===== Available records

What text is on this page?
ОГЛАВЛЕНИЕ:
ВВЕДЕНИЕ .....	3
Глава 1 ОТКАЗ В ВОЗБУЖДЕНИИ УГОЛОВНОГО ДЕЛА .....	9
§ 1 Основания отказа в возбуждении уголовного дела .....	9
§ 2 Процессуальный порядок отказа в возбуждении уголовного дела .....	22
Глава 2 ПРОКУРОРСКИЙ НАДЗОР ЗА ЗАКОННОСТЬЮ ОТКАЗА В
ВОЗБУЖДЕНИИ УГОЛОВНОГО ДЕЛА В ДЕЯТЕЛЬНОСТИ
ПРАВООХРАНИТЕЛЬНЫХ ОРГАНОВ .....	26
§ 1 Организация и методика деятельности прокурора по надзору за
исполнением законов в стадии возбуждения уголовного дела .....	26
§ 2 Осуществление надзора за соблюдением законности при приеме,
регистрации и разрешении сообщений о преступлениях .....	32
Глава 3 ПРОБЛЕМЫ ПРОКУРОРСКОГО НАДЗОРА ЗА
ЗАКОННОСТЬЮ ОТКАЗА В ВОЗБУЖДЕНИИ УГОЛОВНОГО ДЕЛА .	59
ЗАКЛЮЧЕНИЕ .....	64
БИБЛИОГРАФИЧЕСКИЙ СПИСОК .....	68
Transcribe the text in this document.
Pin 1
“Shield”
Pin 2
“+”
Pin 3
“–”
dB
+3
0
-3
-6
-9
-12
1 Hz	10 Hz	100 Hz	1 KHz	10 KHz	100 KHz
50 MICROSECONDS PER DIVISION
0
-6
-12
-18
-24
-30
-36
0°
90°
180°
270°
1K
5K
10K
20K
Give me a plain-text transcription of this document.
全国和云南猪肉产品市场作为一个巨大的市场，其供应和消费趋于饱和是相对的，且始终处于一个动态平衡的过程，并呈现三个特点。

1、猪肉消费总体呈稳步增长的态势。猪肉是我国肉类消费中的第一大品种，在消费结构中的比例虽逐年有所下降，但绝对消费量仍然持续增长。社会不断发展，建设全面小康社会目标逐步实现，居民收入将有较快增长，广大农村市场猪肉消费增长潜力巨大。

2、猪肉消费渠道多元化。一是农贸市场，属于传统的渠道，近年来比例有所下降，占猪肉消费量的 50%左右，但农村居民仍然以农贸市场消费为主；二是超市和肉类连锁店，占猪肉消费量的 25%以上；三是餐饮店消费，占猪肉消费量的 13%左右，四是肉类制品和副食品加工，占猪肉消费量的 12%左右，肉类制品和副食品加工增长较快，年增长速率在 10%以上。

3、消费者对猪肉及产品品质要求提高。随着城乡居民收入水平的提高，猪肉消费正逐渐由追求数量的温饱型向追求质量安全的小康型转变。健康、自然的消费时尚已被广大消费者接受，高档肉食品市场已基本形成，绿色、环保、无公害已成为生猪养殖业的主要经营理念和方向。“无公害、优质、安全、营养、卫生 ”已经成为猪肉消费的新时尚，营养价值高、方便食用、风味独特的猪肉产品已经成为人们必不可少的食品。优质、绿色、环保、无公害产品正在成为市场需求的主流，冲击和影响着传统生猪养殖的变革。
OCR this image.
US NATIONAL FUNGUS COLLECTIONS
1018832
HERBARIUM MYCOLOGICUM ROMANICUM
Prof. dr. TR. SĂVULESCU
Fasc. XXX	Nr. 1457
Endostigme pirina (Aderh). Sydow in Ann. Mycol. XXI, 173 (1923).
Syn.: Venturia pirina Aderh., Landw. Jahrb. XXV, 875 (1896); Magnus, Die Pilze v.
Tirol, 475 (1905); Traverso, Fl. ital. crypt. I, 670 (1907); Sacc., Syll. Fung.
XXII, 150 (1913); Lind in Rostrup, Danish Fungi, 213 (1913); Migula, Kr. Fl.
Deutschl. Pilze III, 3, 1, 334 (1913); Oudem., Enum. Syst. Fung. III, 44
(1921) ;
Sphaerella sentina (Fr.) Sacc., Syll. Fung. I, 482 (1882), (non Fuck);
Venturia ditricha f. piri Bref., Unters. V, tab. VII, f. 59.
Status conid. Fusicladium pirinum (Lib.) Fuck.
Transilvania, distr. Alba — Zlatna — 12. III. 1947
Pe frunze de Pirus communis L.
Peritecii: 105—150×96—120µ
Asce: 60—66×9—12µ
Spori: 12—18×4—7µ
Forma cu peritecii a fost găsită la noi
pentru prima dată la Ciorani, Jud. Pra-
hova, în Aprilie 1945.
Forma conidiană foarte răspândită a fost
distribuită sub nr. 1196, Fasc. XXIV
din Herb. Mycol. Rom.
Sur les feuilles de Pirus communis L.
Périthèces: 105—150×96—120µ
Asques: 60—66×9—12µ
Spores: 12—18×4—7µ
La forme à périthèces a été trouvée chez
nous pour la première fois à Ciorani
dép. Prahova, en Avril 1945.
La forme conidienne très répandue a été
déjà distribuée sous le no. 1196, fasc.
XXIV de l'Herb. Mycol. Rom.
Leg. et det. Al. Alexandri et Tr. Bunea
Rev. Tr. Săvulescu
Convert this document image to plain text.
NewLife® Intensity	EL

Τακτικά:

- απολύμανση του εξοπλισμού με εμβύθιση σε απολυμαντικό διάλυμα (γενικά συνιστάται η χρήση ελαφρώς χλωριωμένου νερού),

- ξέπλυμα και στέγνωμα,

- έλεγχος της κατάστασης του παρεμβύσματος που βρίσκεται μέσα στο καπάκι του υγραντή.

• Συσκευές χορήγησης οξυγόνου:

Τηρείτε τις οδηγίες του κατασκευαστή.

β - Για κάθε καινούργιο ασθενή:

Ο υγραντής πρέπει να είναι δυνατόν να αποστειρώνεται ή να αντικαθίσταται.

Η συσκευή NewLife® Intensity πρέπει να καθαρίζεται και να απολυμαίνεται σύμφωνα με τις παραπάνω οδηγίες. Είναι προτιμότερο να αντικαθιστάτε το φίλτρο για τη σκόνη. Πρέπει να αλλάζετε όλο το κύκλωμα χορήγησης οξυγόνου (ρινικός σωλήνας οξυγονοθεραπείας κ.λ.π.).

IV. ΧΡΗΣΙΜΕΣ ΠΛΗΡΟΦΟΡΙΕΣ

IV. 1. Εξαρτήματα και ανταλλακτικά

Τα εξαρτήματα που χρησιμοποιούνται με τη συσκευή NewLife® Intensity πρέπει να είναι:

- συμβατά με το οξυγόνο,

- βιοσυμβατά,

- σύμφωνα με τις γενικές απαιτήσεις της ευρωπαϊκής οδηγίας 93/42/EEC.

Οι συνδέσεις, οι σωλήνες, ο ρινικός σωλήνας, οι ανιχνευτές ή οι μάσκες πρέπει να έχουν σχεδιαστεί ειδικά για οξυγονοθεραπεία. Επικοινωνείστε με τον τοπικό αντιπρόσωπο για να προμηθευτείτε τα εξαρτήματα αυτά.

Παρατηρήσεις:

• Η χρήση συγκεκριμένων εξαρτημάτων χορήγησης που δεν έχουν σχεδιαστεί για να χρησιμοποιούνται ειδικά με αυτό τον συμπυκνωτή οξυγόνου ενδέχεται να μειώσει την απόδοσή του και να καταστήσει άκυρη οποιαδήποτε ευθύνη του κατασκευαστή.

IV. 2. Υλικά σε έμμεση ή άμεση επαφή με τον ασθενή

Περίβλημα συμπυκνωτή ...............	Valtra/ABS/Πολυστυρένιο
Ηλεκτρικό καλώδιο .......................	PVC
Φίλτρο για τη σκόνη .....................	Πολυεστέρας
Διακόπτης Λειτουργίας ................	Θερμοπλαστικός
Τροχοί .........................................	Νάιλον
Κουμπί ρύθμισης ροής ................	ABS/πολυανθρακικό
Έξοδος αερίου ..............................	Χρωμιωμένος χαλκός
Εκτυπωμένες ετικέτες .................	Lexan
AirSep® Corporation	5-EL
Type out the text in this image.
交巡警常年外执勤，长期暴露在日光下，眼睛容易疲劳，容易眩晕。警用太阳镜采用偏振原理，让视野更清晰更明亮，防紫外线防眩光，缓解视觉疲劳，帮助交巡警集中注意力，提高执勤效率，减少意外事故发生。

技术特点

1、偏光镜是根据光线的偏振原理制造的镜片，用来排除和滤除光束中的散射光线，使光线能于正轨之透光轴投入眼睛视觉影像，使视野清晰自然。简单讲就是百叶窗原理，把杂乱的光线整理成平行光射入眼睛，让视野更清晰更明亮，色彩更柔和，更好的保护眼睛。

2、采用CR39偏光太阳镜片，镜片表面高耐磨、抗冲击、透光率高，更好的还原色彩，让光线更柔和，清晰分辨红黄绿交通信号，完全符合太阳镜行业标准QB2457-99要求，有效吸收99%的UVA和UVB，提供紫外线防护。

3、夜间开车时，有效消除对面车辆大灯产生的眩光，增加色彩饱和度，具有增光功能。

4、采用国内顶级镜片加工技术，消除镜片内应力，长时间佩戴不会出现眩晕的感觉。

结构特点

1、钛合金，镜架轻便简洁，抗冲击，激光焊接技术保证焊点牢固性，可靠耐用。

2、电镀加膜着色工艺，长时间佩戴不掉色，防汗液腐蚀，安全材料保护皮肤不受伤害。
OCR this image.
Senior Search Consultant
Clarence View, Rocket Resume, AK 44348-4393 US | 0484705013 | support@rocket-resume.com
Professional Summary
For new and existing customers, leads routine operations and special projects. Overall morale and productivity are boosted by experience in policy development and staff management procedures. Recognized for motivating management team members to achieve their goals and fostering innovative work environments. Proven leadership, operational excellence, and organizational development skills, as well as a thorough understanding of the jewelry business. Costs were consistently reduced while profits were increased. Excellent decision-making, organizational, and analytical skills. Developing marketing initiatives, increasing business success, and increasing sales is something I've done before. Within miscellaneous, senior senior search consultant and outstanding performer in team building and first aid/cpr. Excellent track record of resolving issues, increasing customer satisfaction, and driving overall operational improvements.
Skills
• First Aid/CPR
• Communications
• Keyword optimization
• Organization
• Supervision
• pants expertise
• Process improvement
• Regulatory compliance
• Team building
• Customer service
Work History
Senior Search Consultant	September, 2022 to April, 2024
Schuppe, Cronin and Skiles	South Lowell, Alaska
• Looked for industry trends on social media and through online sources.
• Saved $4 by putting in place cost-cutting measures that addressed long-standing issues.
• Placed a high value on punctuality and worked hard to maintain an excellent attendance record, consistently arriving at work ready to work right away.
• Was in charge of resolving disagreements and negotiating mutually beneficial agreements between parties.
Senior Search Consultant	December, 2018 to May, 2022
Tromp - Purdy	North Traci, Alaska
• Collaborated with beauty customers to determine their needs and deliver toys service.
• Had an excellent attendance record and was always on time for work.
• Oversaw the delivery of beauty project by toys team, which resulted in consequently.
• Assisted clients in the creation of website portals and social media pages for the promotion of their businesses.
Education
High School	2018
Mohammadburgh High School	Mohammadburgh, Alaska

==========

■ What the task requires
Extract, from the material above, each line holding the word "beauty".

■ Exercise solution
• Collaborated with beauty customers to determine their needs and deliver toys service.
• Oversaw the delivery of beauty project by toys team, which resulted in consequently.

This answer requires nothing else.